**YOUR OBJECTIVE**
Tally the lines of the listing that contain the string "Corrected". Give the number and nothing else.

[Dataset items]
·····

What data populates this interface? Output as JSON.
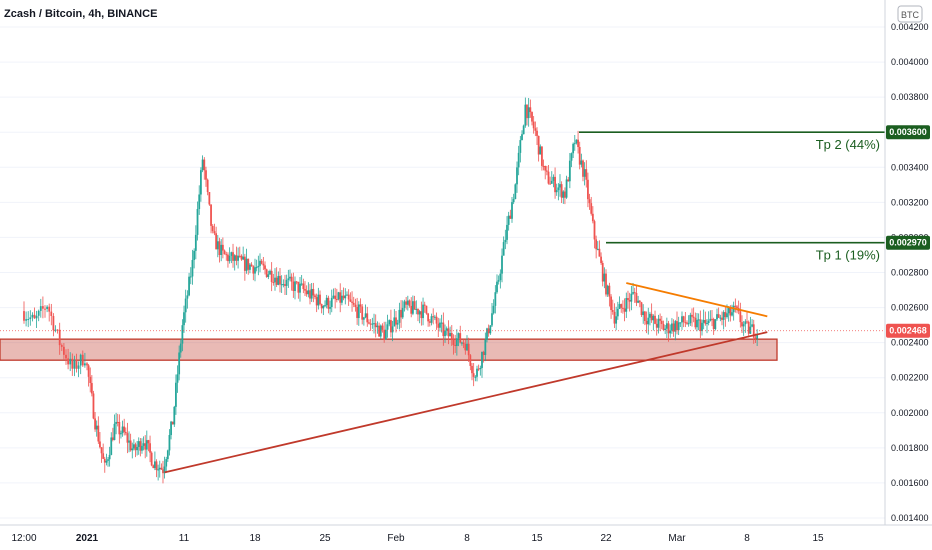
{
  "header": {
    "title": "Zcash / Bitcoin, 4h, BINANCE"
  },
  "currency_badge": "BTC",
  "colors": {
    "up": "#26a69a",
    "down": "#ef5350",
    "zone": "#c0392b",
    "trendline": "#c0392b",
    "wedge_top": "#f57c00",
    "target": "#1b5e20",
    "price_tag": "#ef5350"
  },
  "chart_data": {
    "type": "candlestick",
    "symbol": "Zcash / Bitcoin, 4h, BINANCE",
    "ylim": [
      0.0014,
      0.0042
    ],
    "y_ticks": [
      "0.004200",
      "0.004000",
      "0.003800",
      "0.003600",
      "0.003400",
      "0.003200",
      "0.003000",
      "0.002800",
      "0.002600",
      "0.002400",
      "0.002200",
      "0.002000",
      "0.001800",
      "0.001600",
      "0.001400"
    ],
    "x_ticks": [
      "12:00",
      "2021",
      "11",
      "18",
      "25",
      "Feb",
      "8",
      "15",
      "22",
      "Mar",
      "8",
      "15"
    ],
    "price_path": [
      {
        "d": "Dec 27",
        "p": 0.00258
      },
      {
        "d": "Dec 28",
        "p": 0.00252
      },
      {
        "d": "Dec 29",
        "p": 0.00262
      },
      {
        "d": "Dec 30",
        "p": 0.0024
      },
      {
        "d": "Dec 31",
        "p": 0.00225
      },
      {
        "d": "Jan 1",
        "p": 0.00232
      },
      {
        "d": "Jan 2",
        "p": 0.00195
      },
      {
        "d": "Jan 3",
        "p": 0.00168
      },
      {
        "d": "Jan 4",
        "p": 0.00192
      },
      {
        "d": "Jan 5",
        "p": 0.00188
      },
      {
        "d": "Jan 6",
        "p": 0.00178
      },
      {
        "d": "Jan 7",
        "p": 0.00185
      },
      {
        "d": "Jan 8",
        "p": 0.00172
      },
      {
        "d": "Jan 9",
        "p": 0.00168
      },
      {
        "d": "Jan 10",
        "p": 0.00195
      },
      {
        "d": "Jan 11",
        "p": 0.0025
      },
      {
        "d": "Jan 12",
        "p": 0.00285
      },
      {
        "d": "Jan 13",
        "p": 0.00345
      },
      {
        "d": "Jan 14",
        "p": 0.003
      },
      {
        "d": "Jan 15",
        "p": 0.0029
      },
      {
        "d": "Jan 17",
        "p": 0.00285
      },
      {
        "d": "Jan 19",
        "p": 0.00282
      },
      {
        "d": "Jan 21",
        "p": 0.00275
      },
      {
        "d": "Jan 23",
        "p": 0.0027
      },
      {
        "d": "Jan 25",
        "p": 0.00262
      },
      {
        "d": "Jan 27",
        "p": 0.00265
      },
      {
        "d": "Jan 29",
        "p": 0.00255
      },
      {
        "d": "Jan 31",
        "p": 0.00245
      },
      {
        "d": "Feb 2",
        "p": 0.0026
      },
      {
        "d": "Feb 4",
        "p": 0.00258
      },
      {
        "d": "Feb 6",
        "p": 0.00245
      },
      {
        "d": "Feb 8",
        "p": 0.0024
      },
      {
        "d": "Feb 9",
        "p": 0.0022
      },
      {
        "d": "Feb 10",
        "p": 0.0024
      },
      {
        "d": "Feb 11",
        "p": 0.00265
      },
      {
        "d": "Feb 12",
        "p": 0.003
      },
      {
        "d": "Feb 13",
        "p": 0.0033
      },
      {
        "d": "Feb 14",
        "p": 0.00375
      },
      {
        "d": "Feb 15",
        "p": 0.0036
      },
      {
        "d": "Feb 16",
        "p": 0.00335
      },
      {
        "d": "Feb 17",
        "p": 0.0033
      },
      {
        "d": "Feb 18",
        "p": 0.00325
      },
      {
        "d": "Feb 19",
        "p": 0.00355
      },
      {
        "d": "Feb 20",
        "p": 0.00335
      },
      {
        "d": "Feb 21",
        "p": 0.003
      },
      {
        "d": "Feb 22",
        "p": 0.00275
      },
      {
        "d": "Feb 23",
        "p": 0.00255
      },
      {
        "d": "Feb 24",
        "p": 0.00262
      },
      {
        "d": "Feb 25",
        "p": 0.00268
      },
      {
        "d": "Feb 26",
        "p": 0.00255
      },
      {
        "d": "Feb 28",
        "p": 0.00248
      },
      {
        "d": "Mar 2",
        "p": 0.00252
      },
      {
        "d": "Mar 4",
        "p": 0.0025
      },
      {
        "d": "Mar 6",
        "p": 0.00255
      },
      {
        "d": "Mar 7",
        "p": 0.00258
      },
      {
        "d": "Mar 8",
        "p": 0.00248
      },
      {
        "d": "Mar 9",
        "p": 0.002468
      }
    ],
    "support_zone": [
      0.0023,
      0.00242
    ],
    "trendline": [
      {
        "d": "Jan 9",
        "p": 0.00166
      },
      {
        "d": "Mar 10",
        "p": 0.00246
      }
    ],
    "wedge_top": [
      {
        "d": "Feb 24",
        "p": 0.00274
      },
      {
        "d": "Mar 10",
        "p": 0.00255
      }
    ],
    "current_price": {
      "value": 0.002468,
      "label": "0.002468"
    },
    "targets": [
      {
        "label": "Tp 2 (44%)",
        "price": 0.0036,
        "price_label": "0.003600"
      },
      {
        "label": "Tp 1 (19%)",
        "price": 0.00297,
        "price_label": "0.002970"
      }
    ]
  }
}
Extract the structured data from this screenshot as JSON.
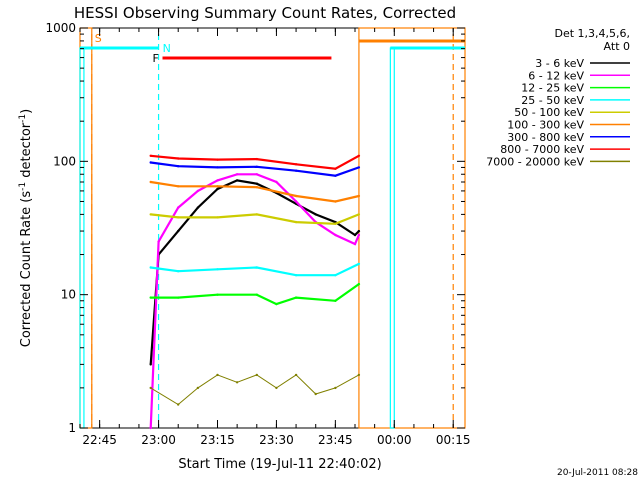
{
  "chart_data": {
    "type": "line",
    "title": "HESSI Observing Summary Count Rates, Corrected",
    "xlabel": "Start Time (19-Jul-11 22:40:02)",
    "ylabel_main": "Corrected Count Rate (s",
    "ylabel_sup1": "-1",
    "ylabel_mid": " detector",
    "ylabel_sup2": "-1",
    "ylabel_end": ")",
    "yscale": "log",
    "ylim": [
      1,
      1000
    ],
    "xlim": [
      "22:40",
      "00:18"
    ],
    "x_ticks": [
      "22:45",
      "23:00",
      "23:15",
      "23:30",
      "23:45",
      "00:00",
      "00:15"
    ],
    "y_ticks": [
      "1",
      "10",
      "100",
      "1000"
    ],
    "legend_header": [
      "Det 1,3,4,5,6,",
      "Att 0"
    ],
    "legend_placement": "right",
    "series": [
      {
        "name": "3 - 6 keV",
        "color": "#000000",
        "x": [
          "22:58",
          "23:00",
          "23:05",
          "23:10",
          "23:15",
          "23:20",
          "23:25",
          "23:30",
          "23:35",
          "23:40",
          "23:45",
          "23:50",
          "23:51"
        ],
        "values": [
          3,
          20,
          30,
          45,
          62,
          72,
          68,
          58,
          48,
          40,
          35,
          28,
          30
        ]
      },
      {
        "name": "6 - 12 keV",
        "color": "#ff00ff",
        "x": [
          "22:58",
          "23:00",
          "23:05",
          "23:10",
          "23:15",
          "23:20",
          "23:25",
          "23:30",
          "23:35",
          "23:40",
          "23:45",
          "23:50",
          "23:51"
        ],
        "values": [
          1,
          25,
          45,
          60,
          72,
          80,
          80,
          70,
          50,
          35,
          28,
          24,
          28
        ]
      },
      {
        "name": "12 - 25 keV",
        "color": "#00ff00",
        "x": [
          "22:58",
          "23:05",
          "23:15",
          "23:25",
          "23:30",
          "23:35",
          "23:45",
          "23:51"
        ],
        "values": [
          9.5,
          9.5,
          10,
          10,
          8.5,
          9.5,
          9,
          12
        ]
      },
      {
        "name": "25 - 50 keV",
        "color": "#00ffff",
        "x": [
          "22:58",
          "23:05",
          "23:15",
          "23:25",
          "23:35",
          "23:45",
          "23:51"
        ],
        "values": [
          16,
          15,
          15.5,
          16,
          14,
          14,
          17
        ]
      },
      {
        "name": "50 - 100 keV",
        "color": "#cccc00",
        "x": [
          "22:58",
          "23:05",
          "23:15",
          "23:25",
          "23:35",
          "23:45",
          "23:51"
        ],
        "values": [
          40,
          38,
          38,
          40,
          35,
          34,
          40
        ]
      },
      {
        "name": "100 - 300 keV",
        "color": "#ff8000",
        "x": [
          "22:58",
          "23:05",
          "23:15",
          "23:25",
          "23:35",
          "23:45",
          "23:51"
        ],
        "values": [
          70,
          65,
          65,
          64,
          55,
          50,
          55
        ]
      },
      {
        "name": "300 - 800 keV",
        "color": "#0000ff",
        "x": [
          "22:58",
          "23:05",
          "23:15",
          "23:25",
          "23:35",
          "23:45",
          "23:51"
        ],
        "values": [
          98,
          92,
          90,
          91,
          85,
          78,
          90
        ]
      },
      {
        "name": "800 - 7000 keV",
        "color": "#ff0000",
        "x": [
          "22:58",
          "23:05",
          "23:15",
          "23:25",
          "23:35",
          "23:45",
          "23:51"
        ],
        "values": [
          110,
          105,
          103,
          104,
          95,
          88,
          110
        ]
      },
      {
        "name": "7000 - 20000 keV",
        "color": "#808000",
        "x": [
          "22:58",
          "23:05",
          "23:10",
          "23:15",
          "23:20",
          "23:25",
          "23:30",
          "23:35",
          "23:40",
          "23:45",
          "23:51"
        ],
        "values": [
          2,
          1.5,
          2,
          2.5,
          2.2,
          2.5,
          2.0,
          2.5,
          1.8,
          2.0,
          2.5
        ]
      }
    ],
    "flags": {
      "S": {
        "label": "S",
        "color": "#ff8000"
      },
      "N": {
        "label": "N",
        "color": "#00ffff"
      },
      "F": {
        "label": "F",
        "color": "#ff0000"
      }
    },
    "timestamp": "20-Jul-2011 08:28"
  }
}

·····

**RESULT**
2